DATA TO USE
>> Begin

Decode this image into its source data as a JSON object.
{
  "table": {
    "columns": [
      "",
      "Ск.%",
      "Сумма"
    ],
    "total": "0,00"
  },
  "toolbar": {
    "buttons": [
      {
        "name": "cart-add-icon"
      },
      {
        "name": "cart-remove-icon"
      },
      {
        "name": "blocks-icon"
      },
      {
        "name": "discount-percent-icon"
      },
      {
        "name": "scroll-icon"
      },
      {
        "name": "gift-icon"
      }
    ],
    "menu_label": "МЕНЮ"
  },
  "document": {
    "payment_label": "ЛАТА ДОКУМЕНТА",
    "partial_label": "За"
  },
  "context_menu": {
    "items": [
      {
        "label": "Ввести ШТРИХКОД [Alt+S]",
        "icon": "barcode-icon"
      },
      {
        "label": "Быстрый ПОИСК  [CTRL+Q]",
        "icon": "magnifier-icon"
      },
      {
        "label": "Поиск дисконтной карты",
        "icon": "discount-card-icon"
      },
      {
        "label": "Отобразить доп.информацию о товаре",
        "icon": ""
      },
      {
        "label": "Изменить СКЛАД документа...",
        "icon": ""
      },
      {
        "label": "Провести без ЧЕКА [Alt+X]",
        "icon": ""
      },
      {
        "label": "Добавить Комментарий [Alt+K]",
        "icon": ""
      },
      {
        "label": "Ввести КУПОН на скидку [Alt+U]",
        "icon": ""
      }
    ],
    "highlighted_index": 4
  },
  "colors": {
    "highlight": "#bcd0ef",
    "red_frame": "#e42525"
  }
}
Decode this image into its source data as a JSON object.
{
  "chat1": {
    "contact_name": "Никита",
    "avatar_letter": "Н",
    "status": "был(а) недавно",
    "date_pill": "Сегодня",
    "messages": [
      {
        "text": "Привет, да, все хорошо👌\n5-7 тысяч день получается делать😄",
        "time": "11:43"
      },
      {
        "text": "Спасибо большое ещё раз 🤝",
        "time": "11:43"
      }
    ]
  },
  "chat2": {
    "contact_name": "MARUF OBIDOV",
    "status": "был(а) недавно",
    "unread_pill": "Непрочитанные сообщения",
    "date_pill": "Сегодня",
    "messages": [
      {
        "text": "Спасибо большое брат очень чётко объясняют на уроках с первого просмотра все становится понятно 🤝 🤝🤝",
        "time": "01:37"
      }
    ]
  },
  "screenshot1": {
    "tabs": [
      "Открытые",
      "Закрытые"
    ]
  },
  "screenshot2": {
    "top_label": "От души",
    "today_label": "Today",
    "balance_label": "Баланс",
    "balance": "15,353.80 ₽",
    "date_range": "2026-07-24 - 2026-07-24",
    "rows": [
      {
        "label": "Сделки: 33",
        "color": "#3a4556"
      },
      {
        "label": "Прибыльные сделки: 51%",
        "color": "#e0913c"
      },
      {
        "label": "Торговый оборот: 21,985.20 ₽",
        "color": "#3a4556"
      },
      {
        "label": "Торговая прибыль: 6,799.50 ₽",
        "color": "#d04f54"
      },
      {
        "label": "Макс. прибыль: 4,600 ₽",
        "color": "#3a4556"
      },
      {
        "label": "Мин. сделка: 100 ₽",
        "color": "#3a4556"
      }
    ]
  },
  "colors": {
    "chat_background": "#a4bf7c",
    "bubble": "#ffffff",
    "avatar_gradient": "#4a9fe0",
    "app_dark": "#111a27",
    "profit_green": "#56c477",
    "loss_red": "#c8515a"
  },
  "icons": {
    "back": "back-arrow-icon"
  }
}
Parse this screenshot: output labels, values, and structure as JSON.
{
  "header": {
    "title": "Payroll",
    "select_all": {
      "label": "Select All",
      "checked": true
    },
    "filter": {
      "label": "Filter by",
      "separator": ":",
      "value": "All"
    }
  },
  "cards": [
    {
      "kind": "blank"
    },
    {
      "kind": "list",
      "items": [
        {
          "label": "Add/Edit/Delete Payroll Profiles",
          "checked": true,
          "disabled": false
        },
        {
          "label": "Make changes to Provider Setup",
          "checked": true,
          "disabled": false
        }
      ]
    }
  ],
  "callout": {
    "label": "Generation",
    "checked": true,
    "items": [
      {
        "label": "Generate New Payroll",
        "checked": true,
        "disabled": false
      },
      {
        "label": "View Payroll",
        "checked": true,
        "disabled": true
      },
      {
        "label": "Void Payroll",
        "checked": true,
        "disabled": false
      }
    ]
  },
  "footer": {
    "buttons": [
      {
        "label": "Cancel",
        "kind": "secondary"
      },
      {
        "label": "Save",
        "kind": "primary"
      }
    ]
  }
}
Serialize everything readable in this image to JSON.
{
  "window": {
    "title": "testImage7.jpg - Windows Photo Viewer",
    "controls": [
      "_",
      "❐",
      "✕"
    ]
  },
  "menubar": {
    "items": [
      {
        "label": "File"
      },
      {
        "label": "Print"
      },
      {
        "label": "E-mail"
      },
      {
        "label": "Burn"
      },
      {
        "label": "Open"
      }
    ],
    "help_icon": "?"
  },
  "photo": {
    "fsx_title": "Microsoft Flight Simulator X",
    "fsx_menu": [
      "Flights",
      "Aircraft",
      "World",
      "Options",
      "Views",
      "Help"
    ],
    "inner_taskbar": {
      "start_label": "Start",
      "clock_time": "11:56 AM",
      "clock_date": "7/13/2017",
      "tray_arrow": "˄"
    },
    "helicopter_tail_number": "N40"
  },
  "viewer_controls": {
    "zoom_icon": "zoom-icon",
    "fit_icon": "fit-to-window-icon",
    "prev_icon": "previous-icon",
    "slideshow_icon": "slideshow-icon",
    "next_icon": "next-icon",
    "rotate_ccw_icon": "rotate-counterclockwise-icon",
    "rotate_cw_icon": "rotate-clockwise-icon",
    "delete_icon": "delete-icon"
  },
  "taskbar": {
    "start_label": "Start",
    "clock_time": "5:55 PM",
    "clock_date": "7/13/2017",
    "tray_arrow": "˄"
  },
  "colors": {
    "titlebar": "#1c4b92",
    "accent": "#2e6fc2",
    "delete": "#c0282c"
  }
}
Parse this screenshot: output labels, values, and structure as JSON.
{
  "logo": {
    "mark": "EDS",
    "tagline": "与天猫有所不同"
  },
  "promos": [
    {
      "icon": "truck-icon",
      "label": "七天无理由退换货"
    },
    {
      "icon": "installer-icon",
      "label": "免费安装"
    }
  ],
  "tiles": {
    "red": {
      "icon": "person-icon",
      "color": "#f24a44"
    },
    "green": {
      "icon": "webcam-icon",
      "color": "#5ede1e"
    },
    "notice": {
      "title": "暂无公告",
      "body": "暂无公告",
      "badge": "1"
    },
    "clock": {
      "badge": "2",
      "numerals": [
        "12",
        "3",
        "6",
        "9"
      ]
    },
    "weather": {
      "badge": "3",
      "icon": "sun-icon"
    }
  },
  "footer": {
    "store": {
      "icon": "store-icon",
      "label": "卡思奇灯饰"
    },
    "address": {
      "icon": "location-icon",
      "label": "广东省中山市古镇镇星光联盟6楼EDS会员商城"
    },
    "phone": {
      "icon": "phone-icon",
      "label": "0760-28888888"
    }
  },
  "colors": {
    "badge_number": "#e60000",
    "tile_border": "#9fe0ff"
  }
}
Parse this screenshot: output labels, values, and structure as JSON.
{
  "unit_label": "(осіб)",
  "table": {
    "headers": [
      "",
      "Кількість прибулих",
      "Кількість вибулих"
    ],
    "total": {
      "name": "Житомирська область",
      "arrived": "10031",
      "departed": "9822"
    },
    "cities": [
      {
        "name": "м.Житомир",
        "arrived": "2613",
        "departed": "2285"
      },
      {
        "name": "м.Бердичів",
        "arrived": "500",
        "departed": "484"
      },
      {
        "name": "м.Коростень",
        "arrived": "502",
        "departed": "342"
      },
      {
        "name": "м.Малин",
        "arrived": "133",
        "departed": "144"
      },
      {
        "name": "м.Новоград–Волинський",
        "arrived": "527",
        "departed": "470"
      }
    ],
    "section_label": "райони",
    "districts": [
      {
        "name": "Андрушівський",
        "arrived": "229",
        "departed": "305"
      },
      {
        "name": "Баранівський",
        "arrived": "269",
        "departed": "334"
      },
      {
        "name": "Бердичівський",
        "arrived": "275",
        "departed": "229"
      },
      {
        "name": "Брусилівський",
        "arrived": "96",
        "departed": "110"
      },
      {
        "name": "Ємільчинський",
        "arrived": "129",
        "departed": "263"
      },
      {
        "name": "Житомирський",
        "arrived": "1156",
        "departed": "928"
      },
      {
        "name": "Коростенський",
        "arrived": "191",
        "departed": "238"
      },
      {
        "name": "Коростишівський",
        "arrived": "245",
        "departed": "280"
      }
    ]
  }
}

>> End

THE EXERCISE
Review the material and copy each line in which the word "большое" appears.

WRITTEN SOLUTION
        "text": "Спасибо большое ещё раз 🤝",
        "text": "Спасибо большое брат очень чётко объясняют на уроках с первого просмотра все становится понятно 🤝 🤝🤝",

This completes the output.